**DATASET ROWS:**

- - - - - - -

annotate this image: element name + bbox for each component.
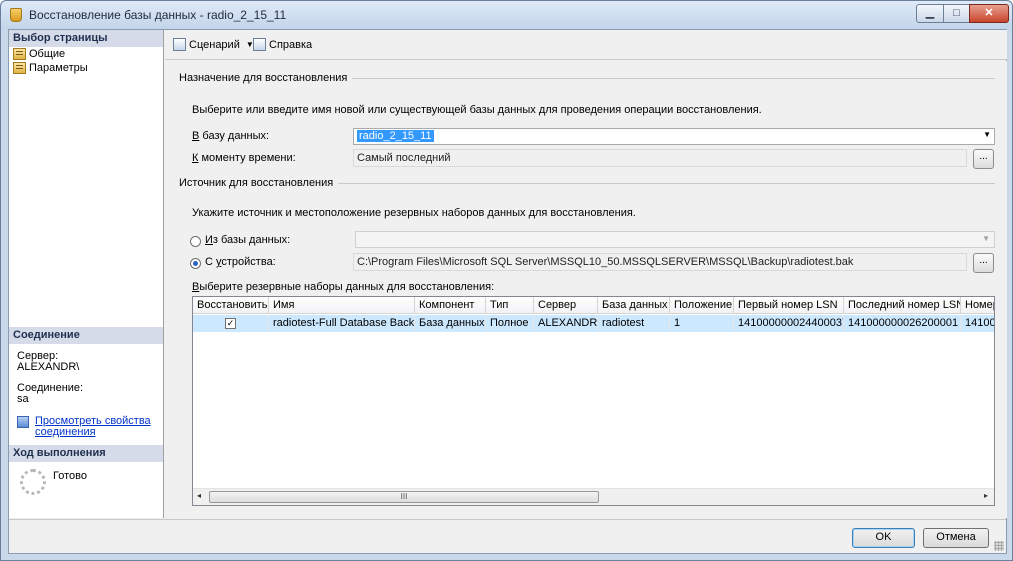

- - - - - - -

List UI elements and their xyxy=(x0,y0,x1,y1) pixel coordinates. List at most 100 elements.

- - - - - - -

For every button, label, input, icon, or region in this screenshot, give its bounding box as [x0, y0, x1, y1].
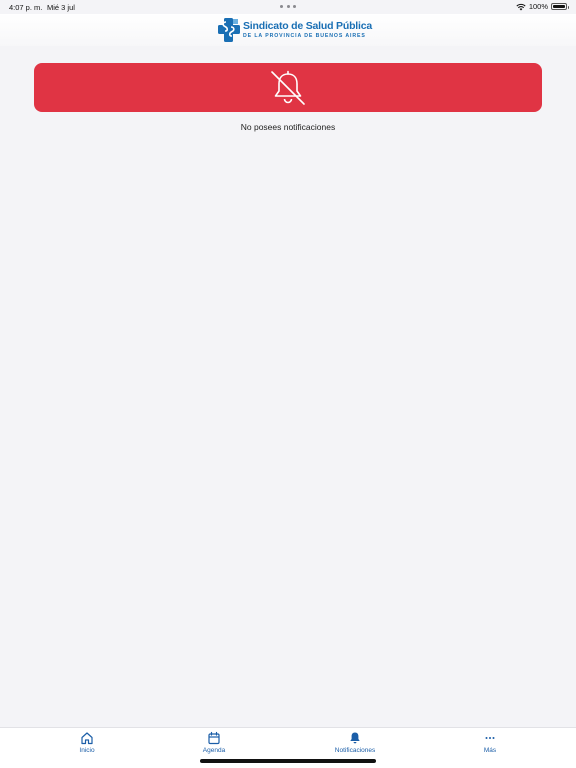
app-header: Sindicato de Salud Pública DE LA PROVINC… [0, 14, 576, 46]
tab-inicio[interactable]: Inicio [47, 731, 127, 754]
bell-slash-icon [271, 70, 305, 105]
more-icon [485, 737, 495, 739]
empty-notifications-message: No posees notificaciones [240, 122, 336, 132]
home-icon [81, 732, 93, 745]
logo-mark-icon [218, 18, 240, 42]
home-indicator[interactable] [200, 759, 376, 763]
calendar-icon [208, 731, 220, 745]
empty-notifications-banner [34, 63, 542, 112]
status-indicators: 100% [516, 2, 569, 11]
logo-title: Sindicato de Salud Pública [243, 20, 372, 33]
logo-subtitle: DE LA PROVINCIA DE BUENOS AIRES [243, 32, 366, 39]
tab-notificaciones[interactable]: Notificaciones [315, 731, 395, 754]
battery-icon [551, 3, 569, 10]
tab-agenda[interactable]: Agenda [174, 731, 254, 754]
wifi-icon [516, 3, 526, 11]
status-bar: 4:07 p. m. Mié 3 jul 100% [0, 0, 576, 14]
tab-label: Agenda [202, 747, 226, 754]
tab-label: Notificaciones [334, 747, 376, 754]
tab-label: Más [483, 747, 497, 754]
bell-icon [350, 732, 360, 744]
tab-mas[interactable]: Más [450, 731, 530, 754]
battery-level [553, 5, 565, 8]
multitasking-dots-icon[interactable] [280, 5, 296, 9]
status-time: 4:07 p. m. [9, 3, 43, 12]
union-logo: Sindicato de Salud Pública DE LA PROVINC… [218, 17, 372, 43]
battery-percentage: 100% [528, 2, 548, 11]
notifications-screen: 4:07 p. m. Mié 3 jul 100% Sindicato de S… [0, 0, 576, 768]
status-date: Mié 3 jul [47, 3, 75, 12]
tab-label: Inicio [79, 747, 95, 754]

- - - - - - -

**TASK REQUIREMENTS:**
Copy the material above exactly, from the line with "For every button, label, input, icon, or" to the line with "tab-label: Notificaciones [334, 747, 376, 754]", including both of those lines. Leave out the pictures.

**RESULT BELOW:**
For every button, label, input, icon, or region in this screenshot, give its bounding box as [x0, y0, x1, y1].
app-header: Sindicato de Salud Pública DE LA PROVINC… [0, 14, 576, 46]
tab-inicio[interactable]: Inicio [47, 731, 127, 754]
bell-slash-icon [271, 70, 305, 105]
more-icon [485, 737, 495, 739]
empty-notifications-message: No posees notificaciones [240, 122, 336, 132]
home-icon [81, 732, 93, 745]
logo-mark-icon [218, 18, 240, 42]
home-indicator[interactable] [200, 759, 376, 763]
calendar-icon [208, 731, 220, 745]
empty-notifications-banner [34, 63, 542, 112]
status-indicators: 100% [516, 2, 569, 11]
logo-title: Sindicato de Salud Pública [243, 20, 372, 33]
logo-subtitle: DE LA PROVINCIA DE BUENOS AIRES [243, 32, 366, 39]
tab-notificaciones[interactable]: Notificaciones [315, 731, 395, 754]
battery-icon [551, 3, 569, 10]
tab-agenda[interactable]: Agenda [174, 731, 254, 754]
wifi-icon [516, 3, 526, 11]
status-bar: 4:07 p. m. Mié 3 jul 100% [0, 0, 576, 14]
tab-label: Agenda [202, 747, 226, 754]
tab-label: Notificaciones [334, 747, 376, 754]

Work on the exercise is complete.